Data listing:
━━━━━━━━━━

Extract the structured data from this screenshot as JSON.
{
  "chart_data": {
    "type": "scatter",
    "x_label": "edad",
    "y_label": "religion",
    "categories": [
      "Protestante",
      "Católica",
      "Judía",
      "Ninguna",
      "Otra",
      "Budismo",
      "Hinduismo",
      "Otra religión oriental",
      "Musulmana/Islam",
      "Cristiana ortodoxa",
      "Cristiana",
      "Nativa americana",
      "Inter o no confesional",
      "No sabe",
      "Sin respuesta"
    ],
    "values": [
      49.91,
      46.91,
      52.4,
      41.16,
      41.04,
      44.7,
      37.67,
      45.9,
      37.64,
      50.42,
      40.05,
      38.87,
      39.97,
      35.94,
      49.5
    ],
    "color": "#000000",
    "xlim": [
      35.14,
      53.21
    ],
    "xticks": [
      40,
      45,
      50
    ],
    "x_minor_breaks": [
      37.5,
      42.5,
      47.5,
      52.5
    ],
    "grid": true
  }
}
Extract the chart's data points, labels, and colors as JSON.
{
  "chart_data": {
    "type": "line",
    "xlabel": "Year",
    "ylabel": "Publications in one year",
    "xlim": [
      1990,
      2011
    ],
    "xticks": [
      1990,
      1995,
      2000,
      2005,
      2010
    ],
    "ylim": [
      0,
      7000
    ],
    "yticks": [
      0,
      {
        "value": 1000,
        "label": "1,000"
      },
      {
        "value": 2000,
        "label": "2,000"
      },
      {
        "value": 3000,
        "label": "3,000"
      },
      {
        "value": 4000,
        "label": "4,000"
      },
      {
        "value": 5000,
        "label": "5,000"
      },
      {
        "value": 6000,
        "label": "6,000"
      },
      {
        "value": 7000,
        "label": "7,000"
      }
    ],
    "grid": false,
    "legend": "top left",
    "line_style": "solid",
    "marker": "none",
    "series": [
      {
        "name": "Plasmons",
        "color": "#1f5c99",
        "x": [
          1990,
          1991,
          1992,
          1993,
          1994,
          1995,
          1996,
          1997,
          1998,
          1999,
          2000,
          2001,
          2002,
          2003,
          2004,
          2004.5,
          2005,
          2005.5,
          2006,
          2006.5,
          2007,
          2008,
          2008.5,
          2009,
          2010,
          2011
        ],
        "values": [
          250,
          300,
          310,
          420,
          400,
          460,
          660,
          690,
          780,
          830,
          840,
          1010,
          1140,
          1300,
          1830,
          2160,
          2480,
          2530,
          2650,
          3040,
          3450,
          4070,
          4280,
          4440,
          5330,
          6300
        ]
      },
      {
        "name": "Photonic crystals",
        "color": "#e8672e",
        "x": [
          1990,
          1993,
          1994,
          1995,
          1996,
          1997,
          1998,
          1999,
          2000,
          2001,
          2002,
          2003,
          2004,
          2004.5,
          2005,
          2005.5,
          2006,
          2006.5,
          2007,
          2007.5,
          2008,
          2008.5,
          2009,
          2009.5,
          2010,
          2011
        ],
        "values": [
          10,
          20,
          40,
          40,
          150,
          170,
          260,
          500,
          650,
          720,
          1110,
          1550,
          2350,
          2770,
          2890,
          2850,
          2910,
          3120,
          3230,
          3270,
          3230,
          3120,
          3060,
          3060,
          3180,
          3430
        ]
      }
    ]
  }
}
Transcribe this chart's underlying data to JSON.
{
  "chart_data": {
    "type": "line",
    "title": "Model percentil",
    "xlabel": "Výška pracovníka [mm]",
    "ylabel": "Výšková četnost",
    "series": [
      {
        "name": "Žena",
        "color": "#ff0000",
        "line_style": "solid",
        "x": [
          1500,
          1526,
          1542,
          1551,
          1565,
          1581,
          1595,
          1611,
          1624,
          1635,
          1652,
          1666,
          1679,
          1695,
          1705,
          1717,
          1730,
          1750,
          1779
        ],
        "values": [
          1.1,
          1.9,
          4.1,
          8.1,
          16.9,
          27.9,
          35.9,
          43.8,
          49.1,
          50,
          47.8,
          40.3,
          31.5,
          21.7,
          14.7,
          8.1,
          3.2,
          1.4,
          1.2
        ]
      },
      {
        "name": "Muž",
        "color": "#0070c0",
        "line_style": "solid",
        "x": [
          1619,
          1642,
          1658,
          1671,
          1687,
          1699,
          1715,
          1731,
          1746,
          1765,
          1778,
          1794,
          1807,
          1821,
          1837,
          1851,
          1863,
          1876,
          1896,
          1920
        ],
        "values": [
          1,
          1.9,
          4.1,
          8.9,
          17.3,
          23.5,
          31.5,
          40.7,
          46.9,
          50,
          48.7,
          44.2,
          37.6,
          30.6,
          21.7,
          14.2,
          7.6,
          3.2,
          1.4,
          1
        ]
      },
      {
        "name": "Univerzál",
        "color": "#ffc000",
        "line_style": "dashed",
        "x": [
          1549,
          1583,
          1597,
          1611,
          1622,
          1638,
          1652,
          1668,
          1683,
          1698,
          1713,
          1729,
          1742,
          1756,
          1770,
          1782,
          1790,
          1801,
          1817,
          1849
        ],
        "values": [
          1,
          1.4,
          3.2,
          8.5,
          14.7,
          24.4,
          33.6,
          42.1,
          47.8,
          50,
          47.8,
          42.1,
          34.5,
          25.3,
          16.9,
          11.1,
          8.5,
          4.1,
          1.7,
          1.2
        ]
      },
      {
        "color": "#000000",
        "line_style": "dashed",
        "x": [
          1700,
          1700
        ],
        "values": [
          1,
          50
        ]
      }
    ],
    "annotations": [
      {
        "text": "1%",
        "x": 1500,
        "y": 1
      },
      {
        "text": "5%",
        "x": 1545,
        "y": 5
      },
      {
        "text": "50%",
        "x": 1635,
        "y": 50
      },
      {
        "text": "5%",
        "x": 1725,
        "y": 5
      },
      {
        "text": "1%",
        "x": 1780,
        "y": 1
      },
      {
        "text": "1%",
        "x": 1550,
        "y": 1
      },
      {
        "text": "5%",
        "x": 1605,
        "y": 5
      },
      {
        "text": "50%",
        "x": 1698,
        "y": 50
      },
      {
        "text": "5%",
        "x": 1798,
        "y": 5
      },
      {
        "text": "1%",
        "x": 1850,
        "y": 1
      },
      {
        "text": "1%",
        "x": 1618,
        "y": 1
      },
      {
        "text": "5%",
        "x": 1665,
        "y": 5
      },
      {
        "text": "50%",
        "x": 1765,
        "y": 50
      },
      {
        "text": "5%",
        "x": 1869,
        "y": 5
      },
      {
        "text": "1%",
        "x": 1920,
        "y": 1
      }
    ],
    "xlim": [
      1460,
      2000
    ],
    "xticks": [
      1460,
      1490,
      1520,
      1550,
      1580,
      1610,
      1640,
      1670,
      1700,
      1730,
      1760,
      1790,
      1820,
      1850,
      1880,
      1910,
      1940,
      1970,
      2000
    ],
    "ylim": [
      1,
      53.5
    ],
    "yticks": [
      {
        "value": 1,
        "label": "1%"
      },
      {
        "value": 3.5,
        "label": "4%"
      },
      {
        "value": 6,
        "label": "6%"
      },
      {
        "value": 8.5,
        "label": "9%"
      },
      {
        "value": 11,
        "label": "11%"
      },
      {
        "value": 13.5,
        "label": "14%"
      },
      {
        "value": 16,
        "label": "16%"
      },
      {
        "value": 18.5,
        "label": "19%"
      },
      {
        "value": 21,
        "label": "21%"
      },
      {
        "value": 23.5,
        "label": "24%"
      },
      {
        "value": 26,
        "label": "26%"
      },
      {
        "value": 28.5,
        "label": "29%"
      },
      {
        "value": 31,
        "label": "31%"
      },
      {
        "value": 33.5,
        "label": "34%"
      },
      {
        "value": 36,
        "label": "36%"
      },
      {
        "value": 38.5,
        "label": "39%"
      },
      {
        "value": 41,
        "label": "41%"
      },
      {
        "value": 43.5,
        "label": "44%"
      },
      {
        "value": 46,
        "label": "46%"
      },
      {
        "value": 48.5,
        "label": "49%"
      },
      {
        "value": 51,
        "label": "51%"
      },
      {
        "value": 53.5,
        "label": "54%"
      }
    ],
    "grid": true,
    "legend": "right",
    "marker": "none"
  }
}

━━━━━━━━━━

Given problem:
How many lines in the listing above contain the string "ylabel"? Answer with the number only.

Solution:
2